## Begin

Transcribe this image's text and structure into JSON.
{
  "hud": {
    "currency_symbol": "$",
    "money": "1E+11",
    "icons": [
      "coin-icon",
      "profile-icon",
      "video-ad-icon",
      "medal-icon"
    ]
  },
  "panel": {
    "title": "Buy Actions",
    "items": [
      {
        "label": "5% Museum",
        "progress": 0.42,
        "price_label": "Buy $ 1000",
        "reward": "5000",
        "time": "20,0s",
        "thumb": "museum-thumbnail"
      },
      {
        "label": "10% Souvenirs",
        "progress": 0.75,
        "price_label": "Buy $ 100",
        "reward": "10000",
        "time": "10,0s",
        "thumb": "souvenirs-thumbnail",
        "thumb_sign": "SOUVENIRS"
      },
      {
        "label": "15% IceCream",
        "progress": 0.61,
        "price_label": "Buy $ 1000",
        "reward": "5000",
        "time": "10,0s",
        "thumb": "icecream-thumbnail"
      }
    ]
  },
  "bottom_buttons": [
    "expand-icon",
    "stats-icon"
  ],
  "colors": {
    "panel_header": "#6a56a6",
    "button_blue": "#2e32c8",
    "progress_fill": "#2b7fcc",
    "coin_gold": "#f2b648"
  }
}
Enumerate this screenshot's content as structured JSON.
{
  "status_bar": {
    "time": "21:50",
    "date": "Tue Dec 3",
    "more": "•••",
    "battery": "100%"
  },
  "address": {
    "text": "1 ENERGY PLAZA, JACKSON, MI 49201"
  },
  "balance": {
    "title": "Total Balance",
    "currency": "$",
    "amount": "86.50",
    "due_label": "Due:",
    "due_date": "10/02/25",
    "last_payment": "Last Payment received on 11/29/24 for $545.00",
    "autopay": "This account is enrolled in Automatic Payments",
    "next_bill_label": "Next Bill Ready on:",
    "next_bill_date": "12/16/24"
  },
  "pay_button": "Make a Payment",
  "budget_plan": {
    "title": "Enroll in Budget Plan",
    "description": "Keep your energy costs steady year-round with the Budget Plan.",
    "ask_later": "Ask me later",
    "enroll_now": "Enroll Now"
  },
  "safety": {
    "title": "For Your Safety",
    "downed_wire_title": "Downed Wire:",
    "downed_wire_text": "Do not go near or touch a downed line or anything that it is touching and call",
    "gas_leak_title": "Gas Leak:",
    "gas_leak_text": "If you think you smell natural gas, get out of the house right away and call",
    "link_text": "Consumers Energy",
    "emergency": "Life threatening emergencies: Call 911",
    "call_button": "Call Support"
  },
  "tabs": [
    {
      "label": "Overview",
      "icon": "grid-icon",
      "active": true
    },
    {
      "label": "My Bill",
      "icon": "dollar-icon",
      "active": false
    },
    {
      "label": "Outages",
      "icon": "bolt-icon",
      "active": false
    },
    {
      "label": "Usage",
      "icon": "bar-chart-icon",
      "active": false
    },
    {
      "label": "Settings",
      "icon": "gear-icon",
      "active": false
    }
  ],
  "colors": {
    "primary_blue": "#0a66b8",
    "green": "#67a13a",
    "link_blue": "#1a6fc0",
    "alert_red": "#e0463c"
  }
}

## End

Take the entries above and transcribe them in full.

◆ Reply ◆
Transcribe this image's text and structure into JSON.
{
  "hud": {
    "currency_symbol": "$",
    "money": "1E+11",
    "icons": [
      "coin-icon",
      "profile-icon",
      "video-ad-icon",
      "medal-icon"
    ]
  },
  "panel": {
    "title": "Buy Actions",
    "items": [
      {
        "label": "5% Museum",
        "progress": 0.42,
        "price_label": "Buy $ 1000",
        "reward": "5000",
        "time": "20,0s",
        "thumb": "museum-thumbnail"
      },
      {
        "label": "10% Souvenirs",
        "progress": 0.75,
        "price_label": "Buy $ 100",
        "reward": "10000",
        "time": "10,0s",
        "thumb": "souvenirs-thumbnail",
        "thumb_sign": "SOUVENIRS"
      },
      {
        "label": "15% IceCream",
        "progress": 0.61,
        "price_label": "Buy $ 1000",
        "reward": "5000",
        "time": "10,0s",
        "thumb": "icecream-thumbnail"
      }
    ]
  },
  "bottom_buttons": [
    "expand-icon",
    "stats-icon"
  ],
  "colors": {
    "panel_header": "#6a56a6",
    "button_blue": "#2e32c8",
    "progress_fill": "#2b7fcc",
    "coin_gold": "#f2b648"
  }
}
Enumerate this screenshot's content as structured JSON.
{
  "status_bar": {
    "time": "21:50",
    "date": "Tue Dec 3",
    "more": "•••",
    "battery": "100%"
  },
  "address": {
    "text": "1 ENERGY PLAZA, JACKSON, MI 49201"
  },
  "balance": {
    "title": "Total Balance",
    "currency": "$",
    "amount": "86.50",
    "due_label": "Due:",
    "due_date": "10/02/25",
    "last_payment": "Last Payment received on 11/29/24 for $545.00",
    "autopay": "This account is enrolled in Automatic Payments",
    "next_bill_label": "Next Bill Ready on:",
    "next_bill_date": "12/16/24"
  },
  "pay_button": "Make a Payment",
  "budget_plan": {
    "title": "Enroll in Budget Plan",
    "description": "Keep your energy costs steady year-round with the Budget Plan.",
    "ask_later": "Ask me later",
    "enroll_now": "Enroll Now"
  },
  "safety": {
    "title": "For Your Safety",
    "downed_wire_title": "Downed Wire:",
    "downed_wire_text": "Do not go near or touch a downed line or anything that it is touching and call",
    "gas_leak_title": "Gas Leak:",
    "gas_leak_text": "If you think you smell natural gas, get out of the house right away and call",
    "link_text": "Consumers Energy",
    "emergency": "Life threatening emergencies: Call 911",
    "call_button": "Call Support"
  },
  "tabs": [
    {
      "label": "Overview",
      "icon": "grid-icon",
      "active": true
    },
    {
      "label": "My Bill",
      "icon": "dollar-icon",
      "active": false
    },
    {
      "label": "Outages",
      "icon": "bolt-icon",
      "active": false
    },
    {
      "label": "Usage",
      "icon": "bar-chart-icon",
      "active": false
    },
    {
      "label": "Settings",
      "icon": "gear-icon",
      "active": false
    }
  ],
  "colors": {
    "primary_blue": "#0a66b8",
    "green": "#67a13a",
    "link_blue": "#1a6fc0",
    "alert_red": "#e0463c"
  }
}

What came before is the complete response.